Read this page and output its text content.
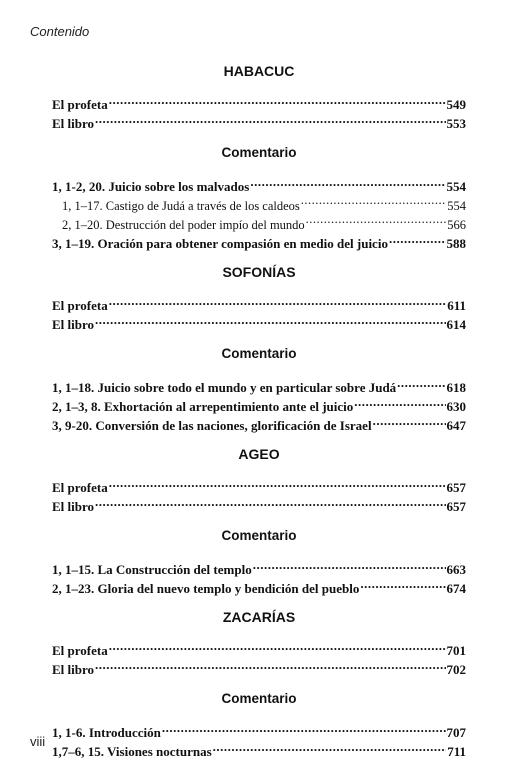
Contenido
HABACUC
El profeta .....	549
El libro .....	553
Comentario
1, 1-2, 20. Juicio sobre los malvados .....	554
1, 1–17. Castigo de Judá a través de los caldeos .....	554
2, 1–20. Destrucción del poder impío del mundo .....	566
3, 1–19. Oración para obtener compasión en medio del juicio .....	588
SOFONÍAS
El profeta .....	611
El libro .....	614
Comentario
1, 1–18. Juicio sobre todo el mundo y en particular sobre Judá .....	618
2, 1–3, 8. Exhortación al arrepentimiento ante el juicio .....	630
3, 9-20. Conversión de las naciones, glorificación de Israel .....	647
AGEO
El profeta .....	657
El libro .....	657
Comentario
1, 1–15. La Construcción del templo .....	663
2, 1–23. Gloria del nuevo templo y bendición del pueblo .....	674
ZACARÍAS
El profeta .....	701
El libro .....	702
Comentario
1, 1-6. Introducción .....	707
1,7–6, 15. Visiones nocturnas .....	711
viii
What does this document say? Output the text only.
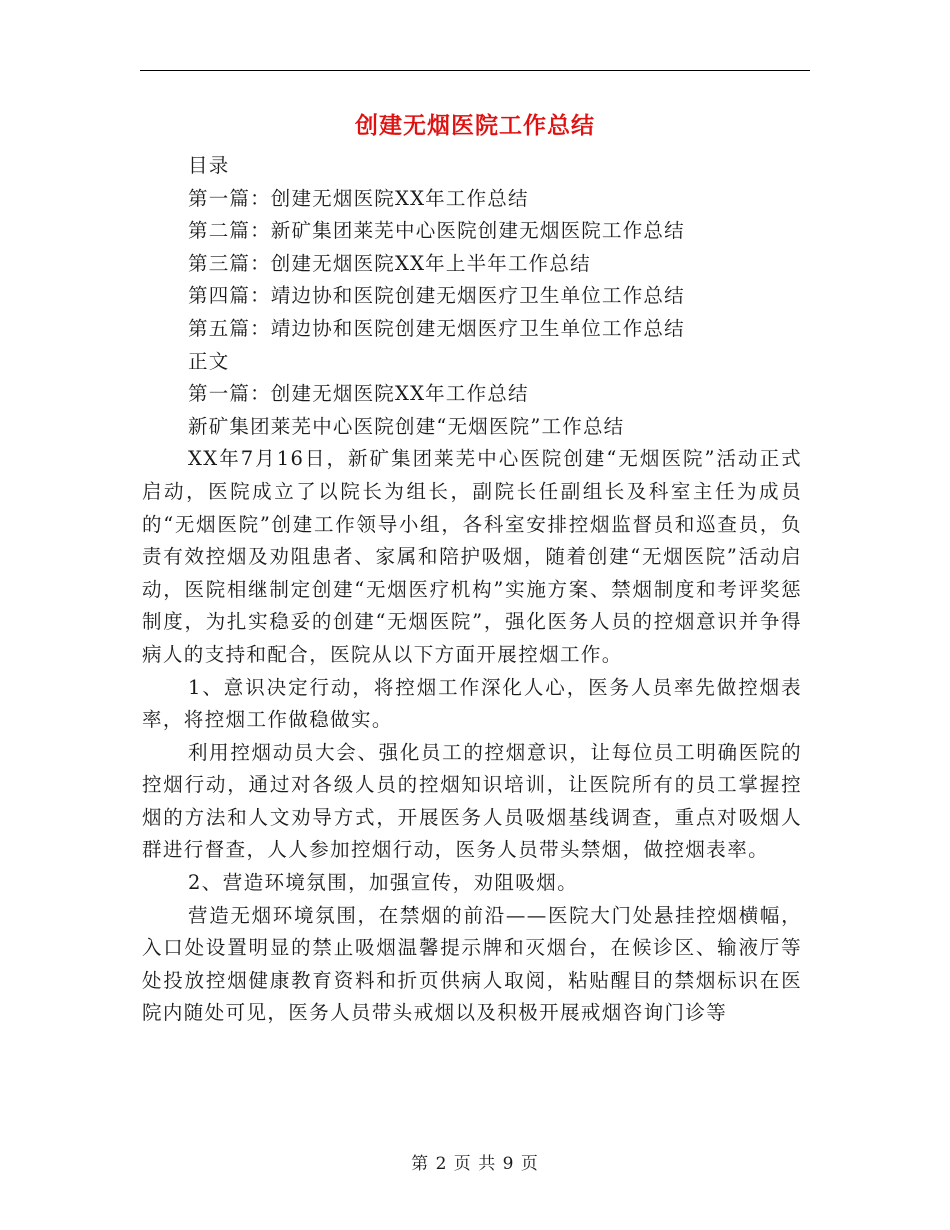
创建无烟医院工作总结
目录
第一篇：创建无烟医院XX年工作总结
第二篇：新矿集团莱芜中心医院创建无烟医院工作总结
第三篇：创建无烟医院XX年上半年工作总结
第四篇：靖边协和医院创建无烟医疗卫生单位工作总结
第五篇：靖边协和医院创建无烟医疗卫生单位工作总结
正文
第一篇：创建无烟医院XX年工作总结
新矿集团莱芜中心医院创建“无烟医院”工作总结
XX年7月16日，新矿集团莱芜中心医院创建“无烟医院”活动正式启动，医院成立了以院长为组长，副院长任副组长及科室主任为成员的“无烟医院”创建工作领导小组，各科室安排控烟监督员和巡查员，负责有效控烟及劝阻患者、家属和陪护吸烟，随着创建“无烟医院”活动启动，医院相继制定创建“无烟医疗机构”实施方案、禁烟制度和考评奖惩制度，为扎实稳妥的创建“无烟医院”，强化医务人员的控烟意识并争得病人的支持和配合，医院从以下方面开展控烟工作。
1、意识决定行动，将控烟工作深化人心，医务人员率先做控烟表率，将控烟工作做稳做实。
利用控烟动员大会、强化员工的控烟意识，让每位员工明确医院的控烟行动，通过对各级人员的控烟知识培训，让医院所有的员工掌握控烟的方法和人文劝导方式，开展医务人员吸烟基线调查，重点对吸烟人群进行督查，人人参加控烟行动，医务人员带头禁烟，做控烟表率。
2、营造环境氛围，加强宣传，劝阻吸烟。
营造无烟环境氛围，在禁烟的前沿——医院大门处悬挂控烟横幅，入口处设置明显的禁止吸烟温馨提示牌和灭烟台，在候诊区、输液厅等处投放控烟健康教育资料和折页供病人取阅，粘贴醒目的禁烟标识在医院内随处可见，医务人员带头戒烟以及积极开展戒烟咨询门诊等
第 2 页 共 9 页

WHAT NEEDS TO BE DONE
Copy each line of the records precisely and drop any images they hold.

ANSWER FOR THIS EXERCISE
Read this page and output its text content.
Contenido
HABACUC
El profeta .....	549
El libro .....	553
Comentario
1, 1-2, 20. Juicio sobre los malvados .....	554
1, 1–17. Castigo de Judá a través de los caldeos .....	554
2, 1–20. Destrucción del poder impío del mundo .....	566
3, 1–19. Oración para obtener compasión en medio del juicio .....	588
SOFONÍAS
El profeta .....	611
El libro .....	614
Comentario
1, 1–18. Juicio sobre todo el mundo y en particular sobre Judá .....	618
2, 1–3, 8. Exhortación al arrepentimiento ante el juicio .....	630
3, 9-20. Conversión de las naciones, glorificación de Israel .....	647
AGEO
El profeta .....	657
El libro .....	657
Comentario
1, 1–15. La Construcción del templo .....	663
2, 1–23. Gloria del nuevo templo y bendición del pueblo .....	674
ZACARÍAS
El profeta .....	701
El libro .....	702
Comentario
1, 1-6. Introducción .....	707
1,7–6, 15. Visiones nocturnas .....	711
viii
What does this document say? Output the text only.
创建无烟医院工作总结
目录
第一篇：创建无烟医院XX年工作总结
第二篇：新矿集团莱芜中心医院创建无烟医院工作总结
第三篇：创建无烟医院XX年上半年工作总结
第四篇：靖边协和医院创建无烟医疗卫生单位工作总结
第五篇：靖边协和医院创建无烟医疗卫生单位工作总结
正文
第一篇：创建无烟医院XX年工作总结
新矿集团莱芜中心医院创建“无烟医院”工作总结
XX年7月16日，新矿集团莱芜中心医院创建“无烟医院”活动正式启动，医院成立了以院长为组长，副院长任副组长及科室主任为成员的“无烟医院”创建工作领导小组，各科室安排控烟监督员和巡查员，负责有效控烟及劝阻患者、家属和陪护吸烟，随着创建“无烟医院”活动启动，医院相继制定创建“无烟医疗机构”实施方案、禁烟制度和考评奖惩制度，为扎实稳妥的创建“无烟医院”，强化医务人员的控烟意识并争得病人的支持和配合，医院从以下方面开展控烟工作。
1、意识决定行动，将控烟工作深化人心，医务人员率先做控烟表率，将控烟工作做稳做实。
利用控烟动员大会、强化员工的控烟意识，让每位员工明确医院的控烟行动，通过对各级人员的控烟知识培训，让医院所有的员工掌握控烟的方法和人文劝导方式，开展医务人员吸烟基线调查，重点对吸烟人群进行督查，人人参加控烟行动，医务人员带头禁烟，做控烟表率。
2、营造环境氛围，加强宣传，劝阻吸烟。
营造无烟环境氛围，在禁烟的前沿——医院大门处悬挂控烟横幅，入口处设置明显的禁止吸烟温馨提示牌和灭烟台，在候诊区、输液厅等处投放控烟健康教育资料和折页供病人取阅，粘贴醒目的禁烟标识在医院内随处可见，医务人员带头戒烟以及积极开展戒烟咨询门诊等
第 2 页 共 9 页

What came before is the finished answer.